#### PROBLEM TO SOLVE:
Copy out each line in the material below that has the word "faith".

— Start DATA IN THIS EXERCISE —

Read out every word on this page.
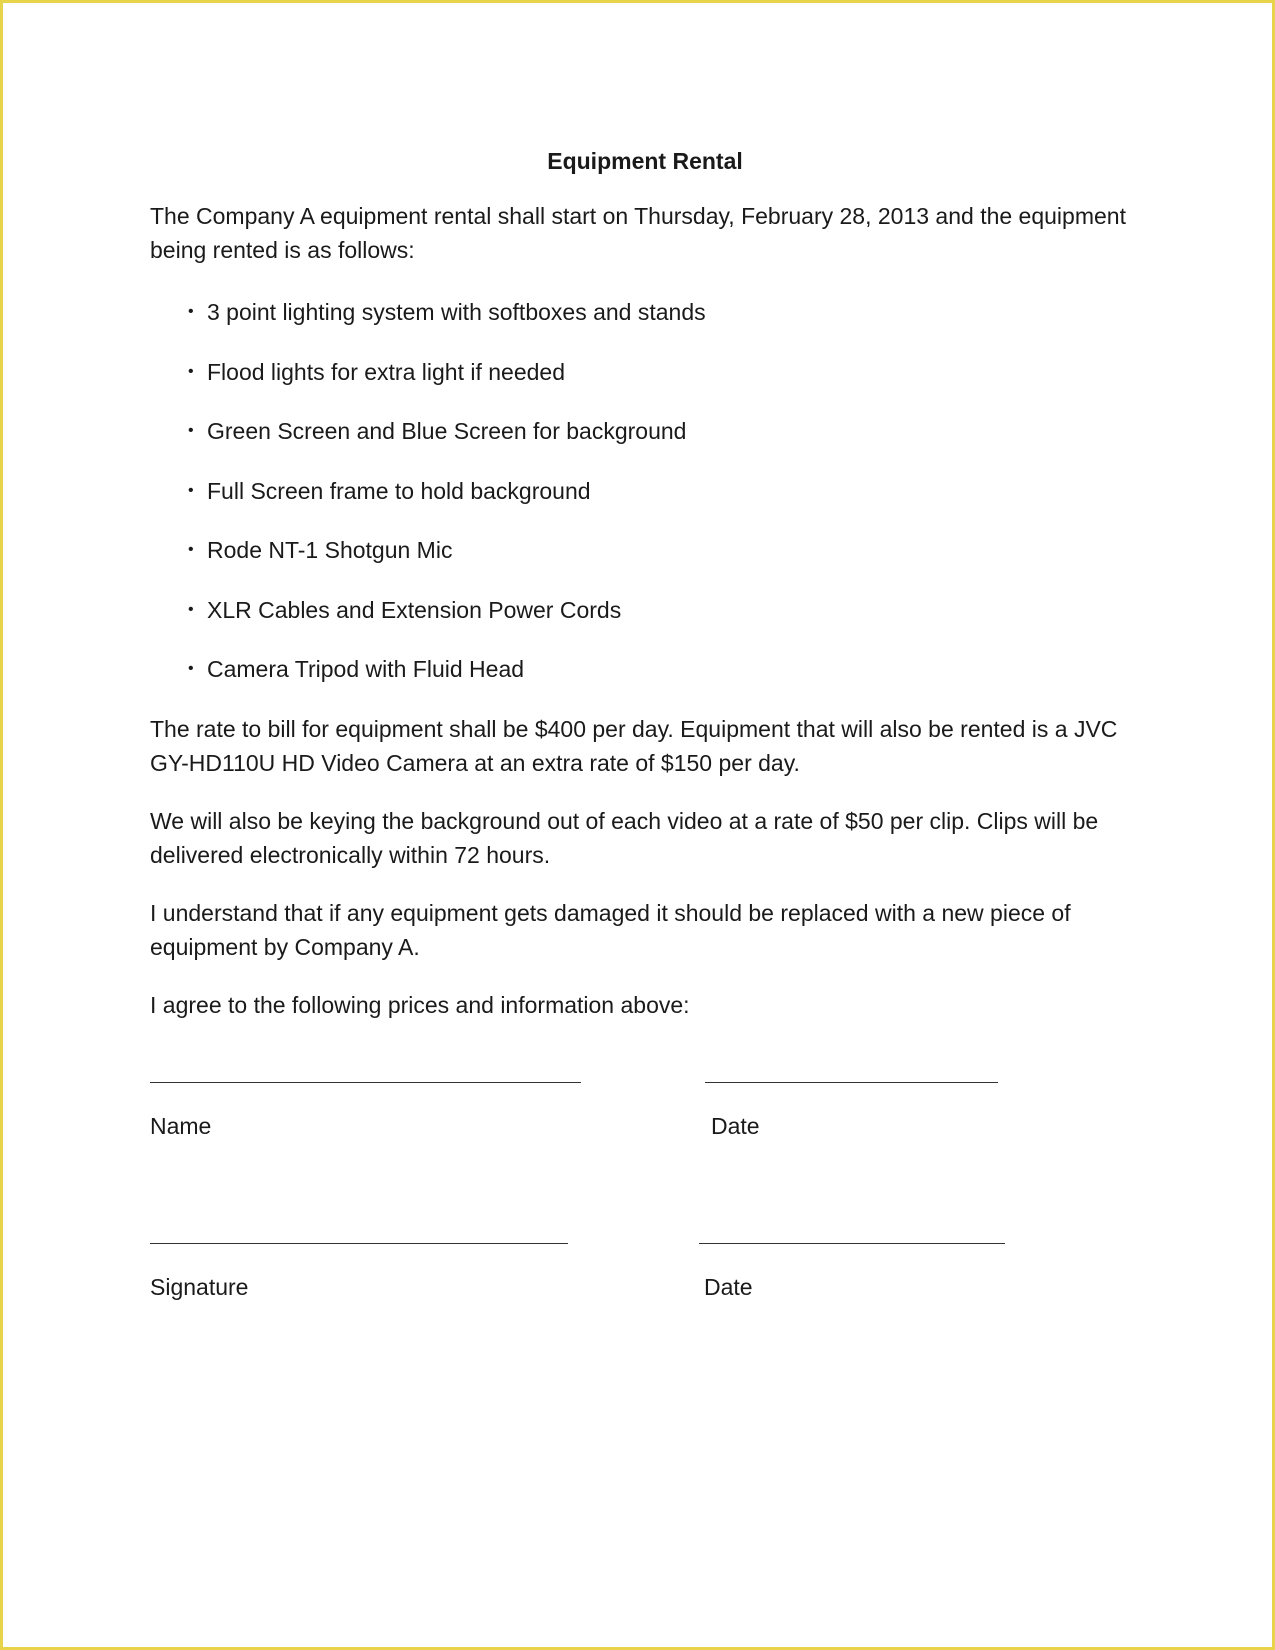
Equipment Rental

The Company A equipment rental shall start on Thursday, February 28, 2013 and the equipment being rented is as follows:

• 3 point lighting system with softboxes and stands
• Flood lights for extra light if needed
• Green Screen and Blue Screen for background
• Full Screen frame to hold background
• Rode NT-1 Shotgun Mic
• XLR Cables and Extension Power Cords
• Camera Tripod with Fluid Head

The rate to bill for equipment shall be $400 per day. Equipment that will also be rented is a JVC GY-HD110U HD Video Camera at an extra rate of $150 per day.

We will also be keying the background out of each video at a rate of $50 per clip. Clips will be delivered electronically within 72 hours.

I understand that if any equipment gets damaged it should be replaced with a new piece of equipment by Company A.

I agree to the following prices and information above:

Name	Date
Signature	Date
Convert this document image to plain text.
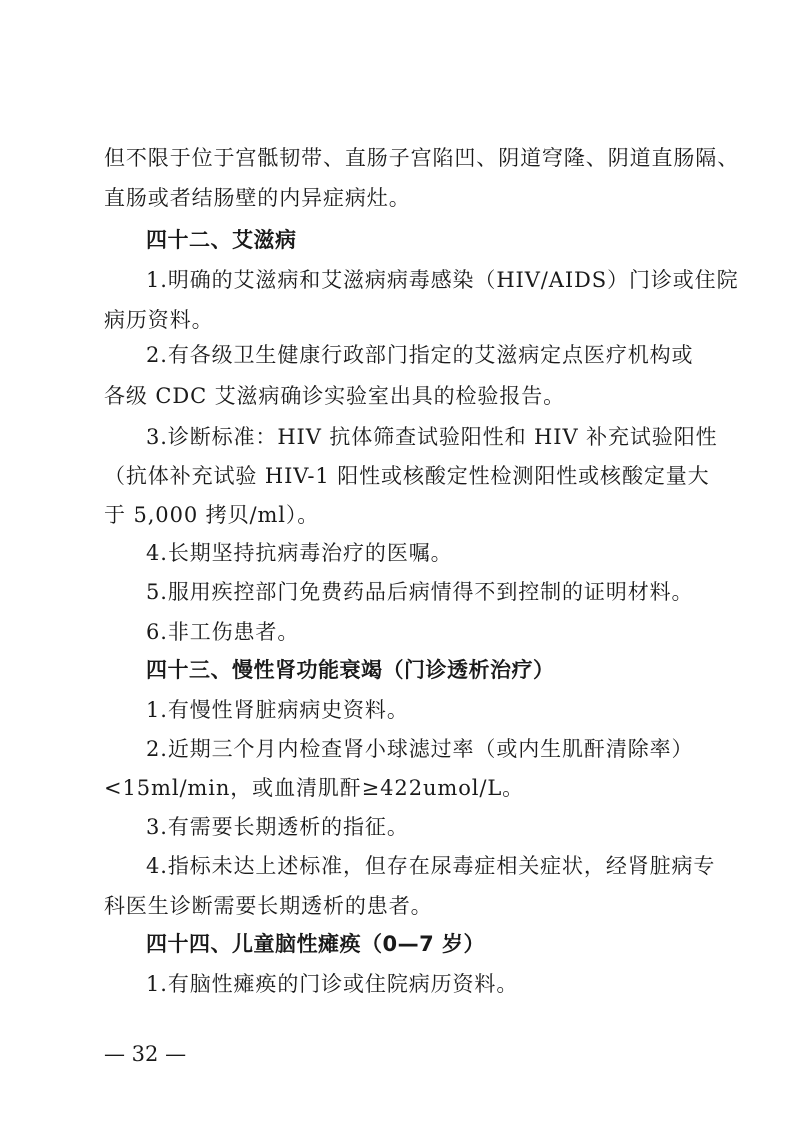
但不限于位于宫骶韧带、直肠子宫陷凹、阴道穹隆、阴道直肠隔、
直肠或者结肠壁的内异症病灶。
四十二、艾滋病
1.明确的艾滋病和艾滋病病毒感染（HIV/AIDS）门诊或住院
病历资料。
2.有各级卫生健康行政部门指定的艾滋病定点医疗机构或
各级 CDC 艾滋病确诊实验室出具的检验报告。
3.诊断标准：HIV 抗体筛查试验阳性和 HIV 补充试验阳性
（抗体补充试验 HIV-1 阳性或核酸定性检测阳性或核酸定量大
于 5,000 拷贝/ml）。
4.长期坚持抗病毒治疗的医嘱。
5.服用疾控部门免费药品后病情得不到控制的证明材料。
6.非工伤患者。
四十三、慢性肾功能衰竭（门诊透析治疗）
1.有慢性肾脏病病史资料。
2.近期三个月内检查肾小球滤过率（或内生肌酐清除率）
<15ml/min，或血清肌酐≥422umol/L。
3.有需要长期透析的指征。
4.指标未达上述标准，但存在尿毒症相关症状，经肾脏病专
科医生诊断需要长期透析的患者。
四十四、儿童脑性瘫痪（0—7 岁）
1.有脑性瘫痪的门诊或住院病历资料。
— 32 —
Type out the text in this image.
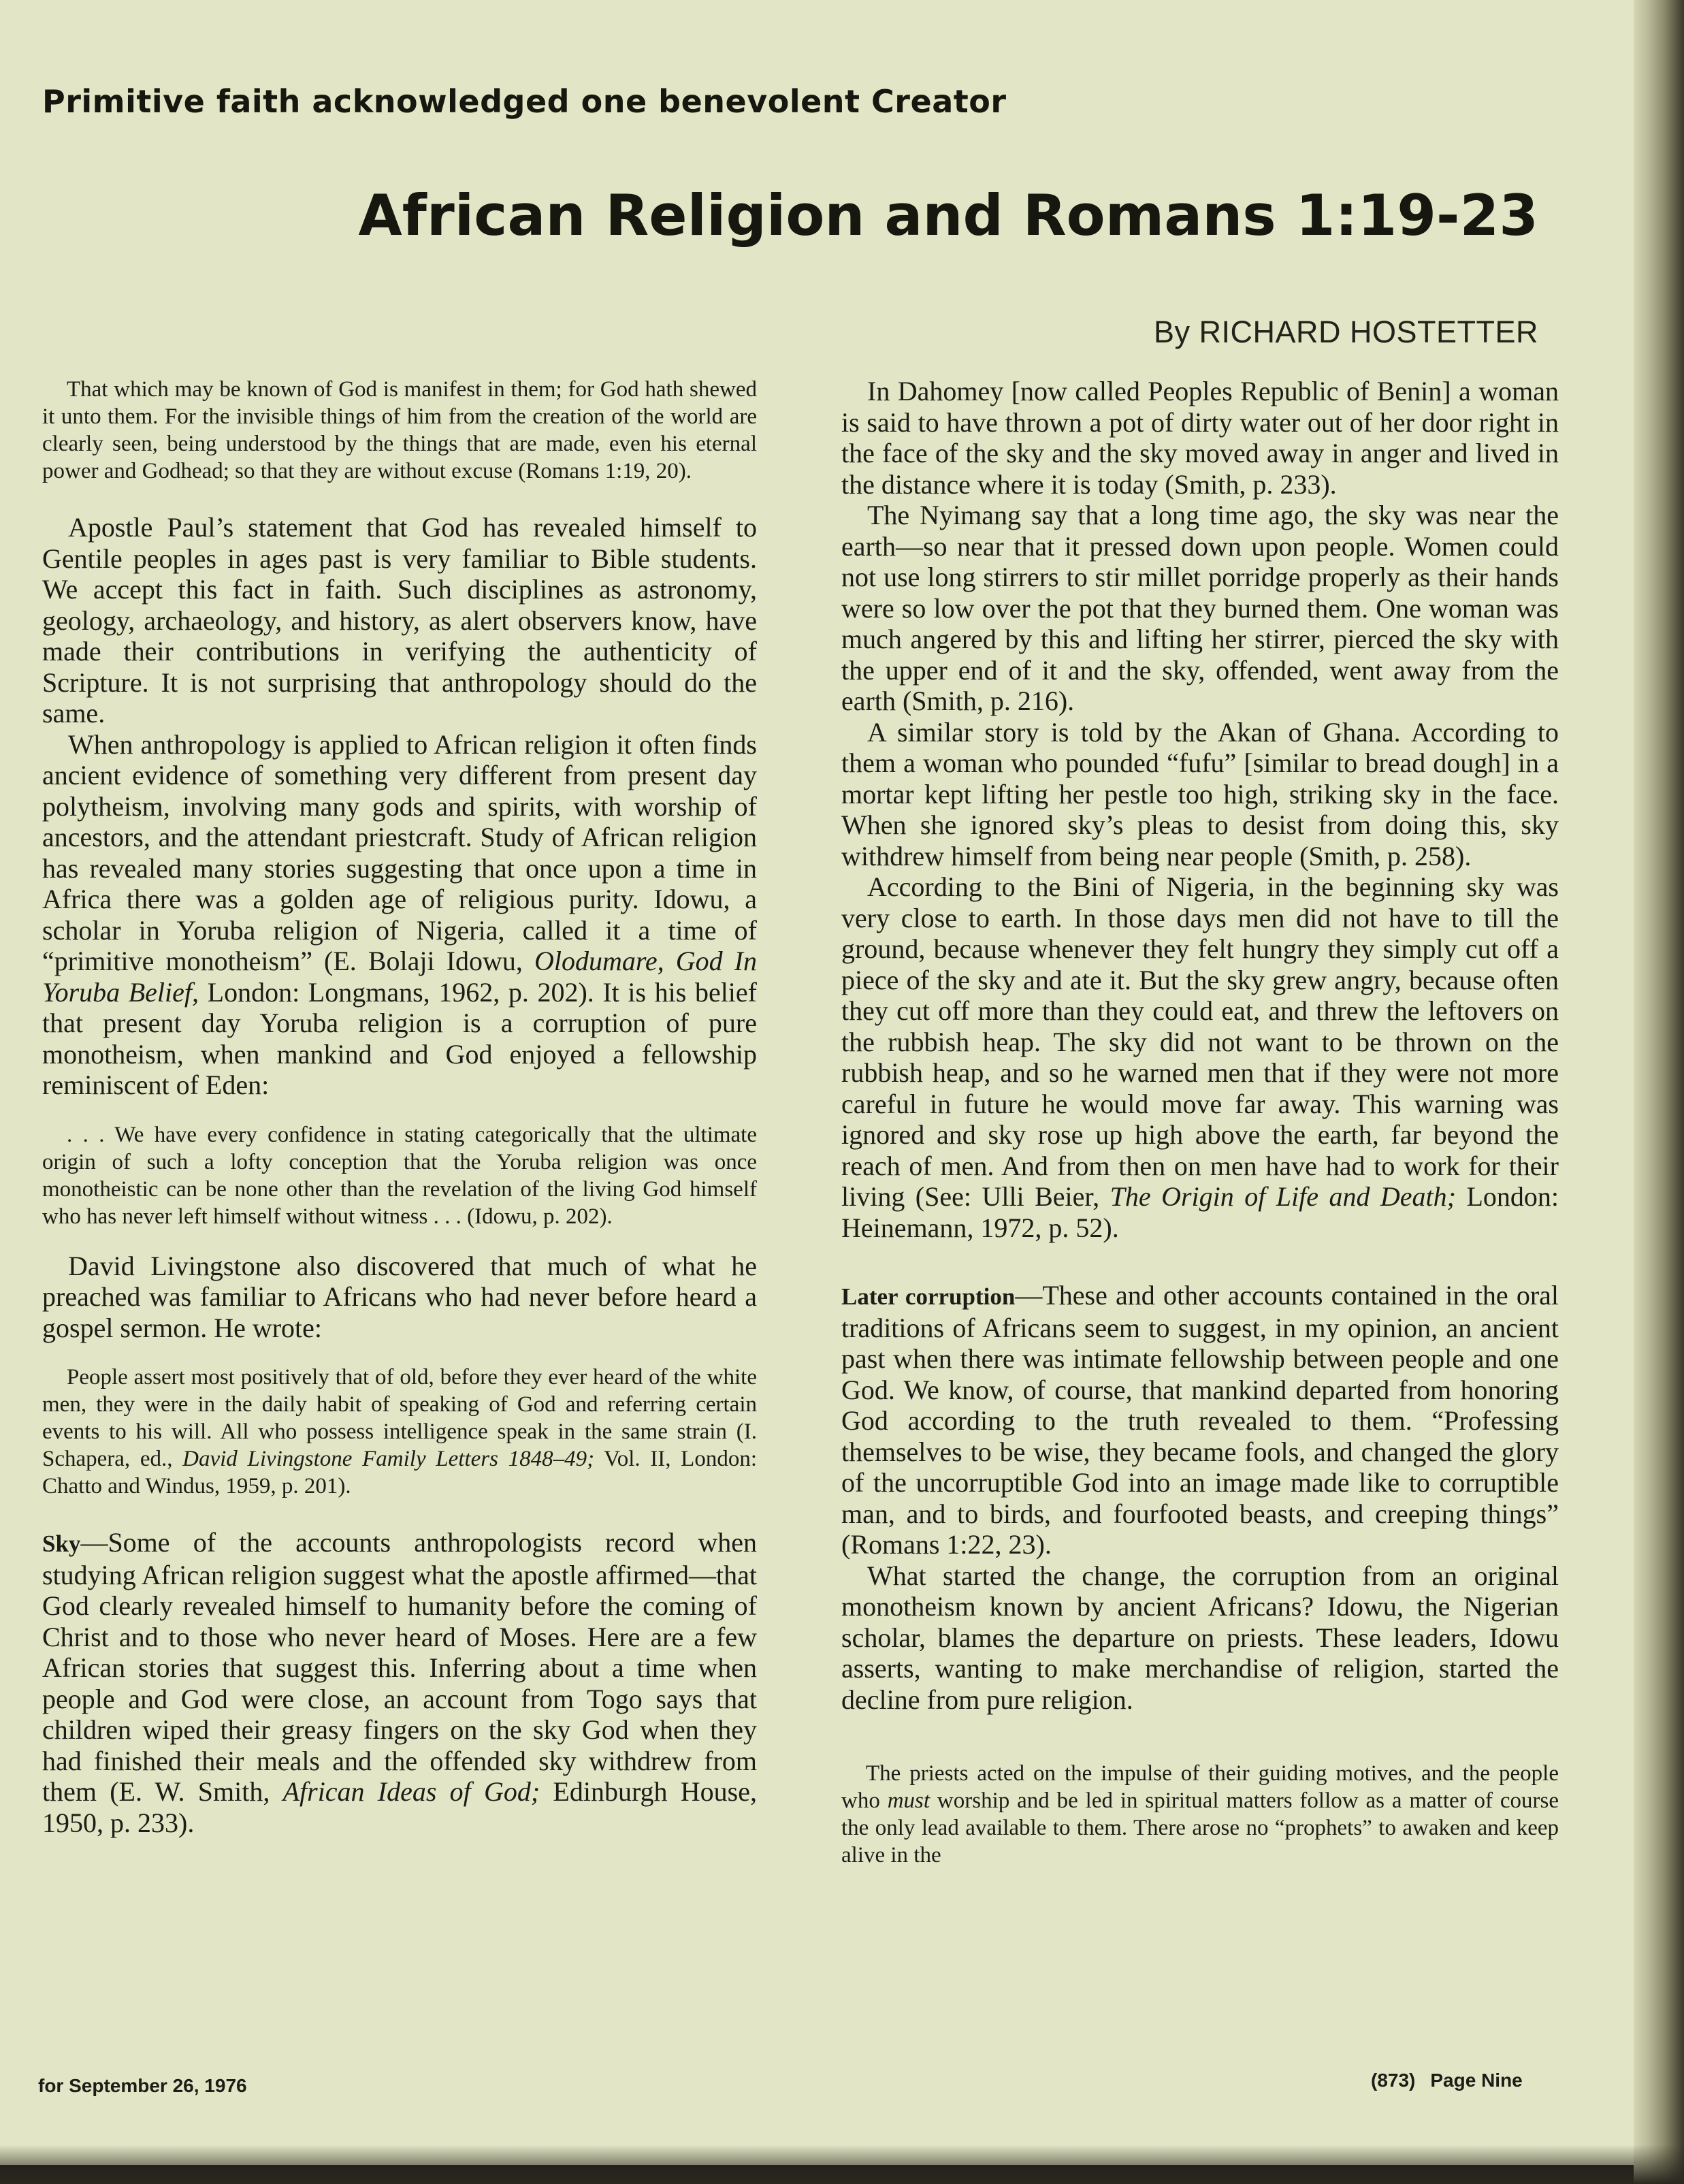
Primitive faith acknowledged one benevolent Creator
African Religion and Romans 1:19-23
By RICHARD HOSTETTER

That which may be known of God is manifest in them; for God hath shewed it unto them. For the invisible things of him from the creation of the world are clearly seen, being understood by the things that are made, even his eternal power and Godhead; so that they are without excuse (Romans 1:19, 20).

Apostle Paul’s statement that God has revealed himself to Gentile peoples in ages past is very familiar to Bible students. We accept this fact in faith. Such disciplines as astronomy, geology, archaeology, and history, as alert observers know, have made their contributions in verifying the authenticity of Scripture. It is not surprising that anthropology should do the same.

When anthropology is applied to African religion it often finds ancient evidence of something very different from present day polytheism, involving many gods and spirits, with worship of ancestors, and the attendant priestcraft. Study of African religion has revealed many stories suggesting that once upon a time in Africa there was a golden age of religious purity. Idowu, a scholar in Yoruba religion of Nigeria, called it a time of “primitive monotheism” (E. Bolaji Idowu, Olodumare, God In Yoruba Belief, London: Longmans, 1962, p. 202). It is his belief that present day Yoruba religion is a corruption of pure monotheism, when mankind and God enjoyed a fellowship reminiscent of Eden:

. . . We have every confidence in stating categorically that the ultimate origin of such a lofty conception that the Yoruba religion was once monotheistic can be none other than the revelation of the living God himself who has never left himself without witness . . . (Idowu, p. 202).

David Livingstone also discovered that much of what he preached was familiar to Africans who had never before heard a gospel sermon. He wrote:

People assert most positively that of old, before they ever heard of the white men, they were in the daily habit of speaking of God and referring certain events to his will. All who possess intelligence speak in the same strain (I. Schapera, ed., David Livingstone Family Letters 1848–49; Vol. II, London: Chatto and Windus, 1959, p. 201).

Sky—Some of the accounts anthropologists record when studying African religion suggest what the apostle affirmed—that God clearly revealed himself to humanity before the coming of Christ and to those who never heard of Moses. Here are a few African stories that suggest this. Inferring about a time when people and God were close, an account from Togo says that children wiped their greasy fingers on the sky God when they had finished their meals and the offended sky withdrew from them (E. W. Smith, African Ideas of God; Edinburgh House, 1950, p. 233).

In Dahomey [now called Peoples Republic of Benin] a woman is said to have thrown a pot of dirty water out of her door right in the face of the sky and the sky moved away in anger and lived in the distance where it is today (Smith, p. 233).

The Nyimang say that a long time ago, the sky was near the earth—so near that it pressed down upon people. Women could not use long stirrers to stir millet porridge properly as their hands were so low over the pot that they burned them. One woman was much angered by this and lifting her stirrer, pierced the sky with the upper end of it and the sky, offended, went away from the earth (Smith, p. 216).

A similar story is told by the Akan of Ghana. According to them a woman who pounded “fufu” [similar to bread dough] in a mortar kept lifting her pestle too high, striking sky in the face. When she ignored sky’s pleas to desist from doing this, sky withdrew himself from being near people (Smith, p. 258).

According to the Bini of Nigeria, in the beginning sky was very close to earth. In those days men did not have to till the ground, because whenever they felt hungry they simply cut off a piece of the sky and ate it. But the sky grew angry, because often they cut off more than they could eat, and threw the leftovers on the rubbish heap. The sky did not want to be thrown on the rubbish heap, and so he warned men that if they were not more careful in future he would move far away. This warning was ignored and sky rose up high above the earth, far beyond the reach of men. And from then on men have had to work for their living (See: Ulli Beier, The Origin of Life and Death; London: Heinemann, 1972, p. 52).

Later corruption—These and other accounts contained in the oral traditions of Africans seem to suggest, in my opinion, an ancient past when there was intimate fellowship between people and one God. We know, of course, that mankind departed from honoring God according to the truth revealed to them. “Professing themselves to be wise, they became fools, and changed the glory of the uncorruptible God into an image made like to corruptible man, and to birds, and fourfooted beasts, and creeping things” (Romans 1:22, 23).

What started the change, the corruption from an original monotheism known by ancient Africans? Idowu, the Nigerian scholar, blames the departure on priests. These leaders, Idowu asserts, wanting to make merchandise of religion, started the decline from pure religion.

The priests acted on the impulse of their guiding motives, and the people who must worship and be led in spiritual matters follow as a matter of course the only lead available to them. There arose no “prophets” to awaken and keep alive in the

for September 26, 1976	(873) Page Nine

— End DATA IN THIS EXERCISE —

#### FINAL ANSWER:
Primitive faith acknowledged one benevolent Creator
Apostle Paul’s statement that God has revealed himself to Gentile peoples in ages past is very familiar to Bible students. We accept this fact in faith. Such disciplines as astronomy, geology, archaeology, and history, as alert observers know, have made their contributions in verifying the authenticity of Scripture. It is not surprising that anthropology should do the same.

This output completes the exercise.